- What you will do
Below is a listing to write out in full, exactly as given, without its pictures.

- Input for this task
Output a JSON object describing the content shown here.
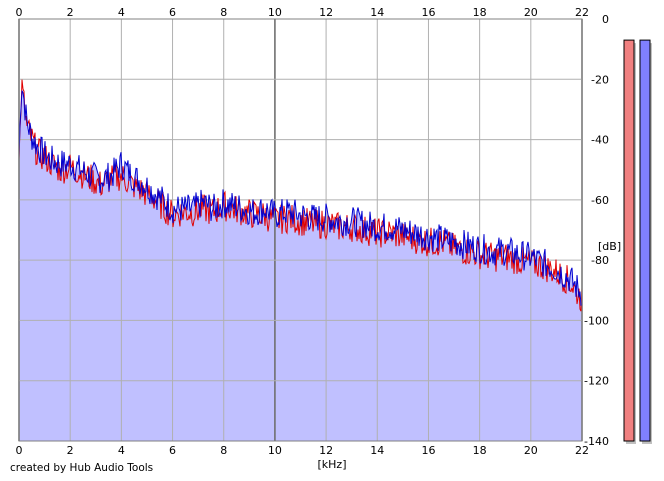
{
  "credit": "created by Hub Audio Tools",
  "chart_data": {
    "type": "area",
    "xlabel": "[kHz]",
    "ylabel": "[dB]",
    "xlim": [
      0,
      22
    ],
    "ylim": [
      -140,
      0
    ],
    "x_ticks": [
      "0",
      "2",
      "4",
      "6",
      "8",
      "10",
      "12",
      "14",
      "16",
      "18",
      "20",
      "22"
    ],
    "y_ticks": [
      "0",
      "-20",
      "-40",
      "-60",
      "-80",
      "-100",
      "-120",
      "-140"
    ],
    "grid": true,
    "colors": {
      "fill": "#c0c0ff",
      "red": "#e00000",
      "blue": "#0000d0",
      "meter_red": "#f08080",
      "meter_blue": "#8080ff",
      "grid": "#b0b0b0"
    },
    "series": [
      {
        "color": "red",
        "x": [
          0,
          0.1,
          0.2,
          0.3,
          0.5,
          0.7,
          1,
          1.3,
          1.6,
          2,
          2.4,
          2.8,
          3.2,
          3.6,
          4,
          4.4,
          4.8,
          5.2,
          5.6,
          6,
          6.4,
          6.8,
          7.2,
          7.6,
          8,
          8.4,
          8.8,
          9.2,
          9.6,
          10,
          10.5,
          11,
          11.5,
          12,
          12.5,
          13,
          13.5,
          14,
          14.5,
          15,
          15.5,
          16,
          16.5,
          17,
          17.5,
          18,
          18.5,
          19,
          19.5,
          20,
          20.5,
          21,
          21.5,
          22
        ],
        "y": [
          -48,
          -22,
          -28,
          -36,
          -40,
          -44,
          -46,
          -48,
          -50,
          -49,
          -51,
          -53,
          -55,
          -53,
          -52,
          -55,
          -57,
          -59,
          -62,
          -65,
          -64,
          -64,
          -63,
          -64,
          -62,
          -63,
          -64,
          -65,
          -65,
          -67,
          -66,
          -67,
          -68,
          -68,
          -69,
          -69,
          -70,
          -71,
          -71,
          -72,
          -73,
          -74,
          -74,
          -76,
          -77,
          -78,
          -79,
          -79,
          -80,
          -81,
          -82,
          -84,
          -87,
          -93
        ]
      },
      {
        "color": "blue",
        "x": [
          0,
          0.1,
          0.2,
          0.3,
          0.5,
          0.7,
          1,
          1.3,
          1.6,
          2,
          2.4,
          2.8,
          3.2,
          3.6,
          4,
          4.4,
          4.8,
          5.2,
          5.6,
          6,
          6.4,
          6.8,
          7.2,
          7.6,
          8,
          8.4,
          8.8,
          9.2,
          9.6,
          10,
          10.5,
          11,
          11.5,
          12,
          12.5,
          13,
          13.5,
          14,
          14.5,
          15,
          15.5,
          16,
          16.5,
          17,
          17.5,
          18,
          18.5,
          19,
          19.5,
          20,
          20.5,
          21,
          21.5,
          22
        ],
        "y": [
          -46,
          -20,
          -27,
          -34,
          -39,
          -42,
          -45,
          -47,
          -48,
          -48,
          -50,
          -52,
          -53,
          -52,
          -48,
          -52,
          -54,
          -57,
          -60,
          -63,
          -63,
          -63,
          -61,
          -63,
          -61,
          -62,
          -63,
          -64,
          -63,
          -65,
          -64,
          -65,
          -66,
          -66,
          -67,
          -67,
          -68,
          -69,
          -69,
          -70,
          -71,
          -72,
          -73,
          -74,
          -75,
          -76,
          -77,
          -77,
          -78,
          -79,
          -81,
          -83,
          -86,
          -91
        ]
      }
    ],
    "level_meters": [
      {
        "color": "red",
        "level_db": -7
      },
      {
        "color": "blue",
        "level_db": -7
      }
    ]
  }
}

- Solution to the exercise
Output a JSON object describing the content shown here.
{
  "credit": "created by Hub Audio Tools",
  "chart_data": {
    "type": "area",
    "xlabel": "[kHz]",
    "ylabel": "[dB]",
    "xlim": [
      0,
      22
    ],
    "ylim": [
      -140,
      0
    ],
    "x_ticks": [
      "0",
      "2",
      "4",
      "6",
      "8",
      "10",
      "12",
      "14",
      "16",
      "18",
      "20",
      "22"
    ],
    "y_ticks": [
      "0",
      "-20",
      "-40",
      "-60",
      "-80",
      "-100",
      "-120",
      "-140"
    ],
    "grid": true,
    "colors": {
      "fill": "#c0c0ff",
      "red": "#e00000",
      "blue": "#0000d0",
      "meter_red": "#f08080",
      "meter_blue": "#8080ff",
      "grid": "#b0b0b0"
    },
    "series": [
      {
        "color": "red",
        "x": [
          0,
          0.1,
          0.2,
          0.3,
          0.5,
          0.7,
          1,
          1.3,
          1.6,
          2,
          2.4,
          2.8,
          3.2,
          3.6,
          4,
          4.4,
          4.8,
          5.2,
          5.6,
          6,
          6.4,
          6.8,
          7.2,
          7.6,
          8,
          8.4,
          8.8,
          9.2,
          9.6,
          10,
          10.5,
          11,
          11.5,
          12,
          12.5,
          13,
          13.5,
          14,
          14.5,
          15,
          15.5,
          16,
          16.5,
          17,
          17.5,
          18,
          18.5,
          19,
          19.5,
          20,
          20.5,
          21,
          21.5,
          22
        ],
        "y": [
          -48,
          -22,
          -28,
          -36,
          -40,
          -44,
          -46,
          -48,
          -50,
          -49,
          -51,
          -53,
          -55,
          -53,
          -52,
          -55,
          -57,
          -59,
          -62,
          -65,
          -64,
          -64,
          -63,
          -64,
          -62,
          -63,
          -64,
          -65,
          -65,
          -67,
          -66,
          -67,
          -68,
          -68,
          -69,
          -69,
          -70,
          -71,
          -71,
          -72,
          -73,
          -74,
          -74,
          -76,
          -77,
          -78,
          -79,
          -79,
          -80,
          -81,
          -82,
          -84,
          -87,
          -93
        ]
      },
      {
        "color": "blue",
        "x": [
          0,
          0.1,
          0.2,
          0.3,
          0.5,
          0.7,
          1,
          1.3,
          1.6,
          2,
          2.4,
          2.8,
          3.2,
          3.6,
          4,
          4.4,
          4.8,
          5.2,
          5.6,
          6,
          6.4,
          6.8,
          7.2,
          7.6,
          8,
          8.4,
          8.8,
          9.2,
          9.6,
          10,
          10.5,
          11,
          11.5,
          12,
          12.5,
          13,
          13.5,
          14,
          14.5,
          15,
          15.5,
          16,
          16.5,
          17,
          17.5,
          18,
          18.5,
          19,
          19.5,
          20,
          20.5,
          21,
          21.5,
          22
        ],
        "y": [
          -46,
          -20,
          -27,
          -34,
          -39,
          -42,
          -45,
          -47,
          -48,
          -48,
          -50,
          -52,
          -53,
          -52,
          -48,
          -52,
          -54,
          -57,
          -60,
          -63,
          -63,
          -63,
          -61,
          -63,
          -61,
          -62,
          -63,
          -64,
          -63,
          -65,
          -64,
          -65,
          -66,
          -66,
          -67,
          -67,
          -68,
          -69,
          -69,
          -70,
          -71,
          -72,
          -73,
          -74,
          -75,
          -76,
          -77,
          -77,
          -78,
          -79,
          -81,
          -83,
          -86,
          -91
        ]
      }
    ],
    "level_meters": [
      {
        "color": "red",
        "level_db": -7
      },
      {
        "color": "blue",
        "level_db": -7
      }
    ]
  }
}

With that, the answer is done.